Please print all of the material below, word for word.

Records:
•••

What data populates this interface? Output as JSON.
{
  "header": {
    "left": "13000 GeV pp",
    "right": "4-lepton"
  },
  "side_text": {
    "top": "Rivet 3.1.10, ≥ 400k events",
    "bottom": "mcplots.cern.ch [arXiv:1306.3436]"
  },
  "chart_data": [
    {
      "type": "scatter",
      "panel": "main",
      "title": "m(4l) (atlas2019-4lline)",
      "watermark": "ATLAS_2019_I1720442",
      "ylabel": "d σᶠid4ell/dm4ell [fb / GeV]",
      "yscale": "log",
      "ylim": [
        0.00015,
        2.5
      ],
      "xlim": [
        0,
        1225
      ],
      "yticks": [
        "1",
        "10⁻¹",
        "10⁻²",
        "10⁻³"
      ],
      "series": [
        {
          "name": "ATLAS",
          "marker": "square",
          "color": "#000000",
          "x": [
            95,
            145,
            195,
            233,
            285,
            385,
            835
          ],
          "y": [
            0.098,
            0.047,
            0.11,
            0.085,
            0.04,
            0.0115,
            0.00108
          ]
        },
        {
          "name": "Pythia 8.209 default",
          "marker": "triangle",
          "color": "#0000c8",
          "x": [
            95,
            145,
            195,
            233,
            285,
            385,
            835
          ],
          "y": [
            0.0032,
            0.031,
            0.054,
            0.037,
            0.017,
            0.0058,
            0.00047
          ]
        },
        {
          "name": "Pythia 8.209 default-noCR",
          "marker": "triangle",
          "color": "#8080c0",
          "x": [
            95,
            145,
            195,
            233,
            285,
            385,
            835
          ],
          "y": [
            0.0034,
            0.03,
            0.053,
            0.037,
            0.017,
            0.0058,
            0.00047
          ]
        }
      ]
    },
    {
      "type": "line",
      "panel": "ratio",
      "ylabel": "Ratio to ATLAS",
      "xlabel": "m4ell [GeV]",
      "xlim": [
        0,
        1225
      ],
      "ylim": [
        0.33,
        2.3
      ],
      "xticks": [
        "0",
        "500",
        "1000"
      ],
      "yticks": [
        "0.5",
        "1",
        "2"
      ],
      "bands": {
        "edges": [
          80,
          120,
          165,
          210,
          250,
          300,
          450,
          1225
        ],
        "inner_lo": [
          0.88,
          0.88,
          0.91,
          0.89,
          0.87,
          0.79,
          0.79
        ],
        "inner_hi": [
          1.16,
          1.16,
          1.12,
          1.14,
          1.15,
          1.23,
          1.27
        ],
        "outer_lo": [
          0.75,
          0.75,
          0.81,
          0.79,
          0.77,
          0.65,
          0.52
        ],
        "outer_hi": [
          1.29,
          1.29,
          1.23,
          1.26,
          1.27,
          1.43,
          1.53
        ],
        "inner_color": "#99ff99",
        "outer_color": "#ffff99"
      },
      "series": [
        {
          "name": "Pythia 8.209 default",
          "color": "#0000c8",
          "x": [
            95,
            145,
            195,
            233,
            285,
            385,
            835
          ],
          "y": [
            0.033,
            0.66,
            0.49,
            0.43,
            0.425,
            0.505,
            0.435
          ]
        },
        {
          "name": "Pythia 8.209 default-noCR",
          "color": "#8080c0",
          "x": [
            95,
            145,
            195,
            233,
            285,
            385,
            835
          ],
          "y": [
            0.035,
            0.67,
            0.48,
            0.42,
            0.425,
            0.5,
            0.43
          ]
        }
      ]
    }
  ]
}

•••

Exercise output:
What data populates this interface? Output as JSON.
{
  "header": {
    "left": "13000 GeV pp",
    "right": "4-lepton"
  },
  "side_text": {
    "top": "Rivet 3.1.10, ≥ 400k events",
    "bottom": "mcplots.cern.ch [arXiv:1306.3436]"
  },
  "chart_data": [
    {
      "type": "scatter",
      "panel": "main",
      "title": "m(4l) (atlas2019-4lline)",
      "watermark": "ATLAS_2019_I1720442",
      "ylabel": "d σᶠid4ell/dm4ell [fb / GeV]",
      "yscale": "log",
      "ylim": [
        0.00015,
        2.5
      ],
      "xlim": [
        0,
        1225
      ],
      "yticks": [
        "1",
        "10⁻¹",
        "10⁻²",
        "10⁻³"
      ],
      "series": [
        {
          "name": "ATLAS",
          "marker": "square",
          "color": "#000000",
          "x": [
            95,
            145,
            195,
            233,
            285,
            385,
            835
          ],
          "y": [
            0.098,
            0.047,
            0.11,
            0.085,
            0.04,
            0.0115,
            0.00108
          ]
        },
        {
          "name": "Pythia 8.209 default",
          "marker": "triangle",
          "color": "#0000c8",
          "x": [
            95,
            145,
            195,
            233,
            285,
            385,
            835
          ],
          "y": [
            0.0032,
            0.031,
            0.054,
            0.037,
            0.017,
            0.0058,
            0.00047
          ]
        },
        {
          "name": "Pythia 8.209 default-noCR",
          "marker": "triangle",
          "color": "#8080c0",
          "x": [
            95,
            145,
            195,
            233,
            285,
            385,
            835
          ],
          "y": [
            0.0034,
            0.03,
            0.053,
            0.037,
            0.017,
            0.0058,
            0.00047
          ]
        }
      ]
    },
    {
      "type": "line",
      "panel": "ratio",
      "ylabel": "Ratio to ATLAS",
      "xlabel": "m4ell [GeV]",
      "xlim": [
        0,
        1225
      ],
      "ylim": [
        0.33,
        2.3
      ],
      "xticks": [
        "0",
        "500",
        "1000"
      ],
      "yticks": [
        "0.5",
        "1",
        "2"
      ],
      "bands": {
        "edges": [
          80,
          120,
          165,
          210,
          250,
          300,
          450,
          1225
        ],
        "inner_lo": [
          0.88,
          0.88,
          0.91,
          0.89,
          0.87,
          0.79,
          0.79
        ],
        "inner_hi": [
          1.16,
          1.16,
          1.12,
          1.14,
          1.15,
          1.23,
          1.27
        ],
        "outer_lo": [
          0.75,
          0.75,
          0.81,
          0.79,
          0.77,
          0.65,
          0.52
        ],
        "outer_hi": [
          1.29,
          1.29,
          1.23,
          1.26,
          1.27,
          1.43,
          1.53
        ],
        "inner_color": "#99ff99",
        "outer_color": "#ffff99"
      },
      "series": [
        {
          "name": "Pythia 8.209 default",
          "color": "#0000c8",
          "x": [
            95,
            145,
            195,
            233,
            285,
            385,
            835
          ],
          "y": [
            0.033,
            0.66,
            0.49,
            0.43,
            0.425,
            0.505,
            0.435
          ]
        },
        {
          "name": "Pythia 8.209 default-noCR",
          "color": "#8080c0",
          "x": [
            95,
            145,
            195,
            233,
            285,
            385,
            835
          ],
          "y": [
            0.035,
            0.67,
            0.48,
            0.42,
            0.425,
            0.5,
            0.43
          ]
        }
      ]
    }
  ]
}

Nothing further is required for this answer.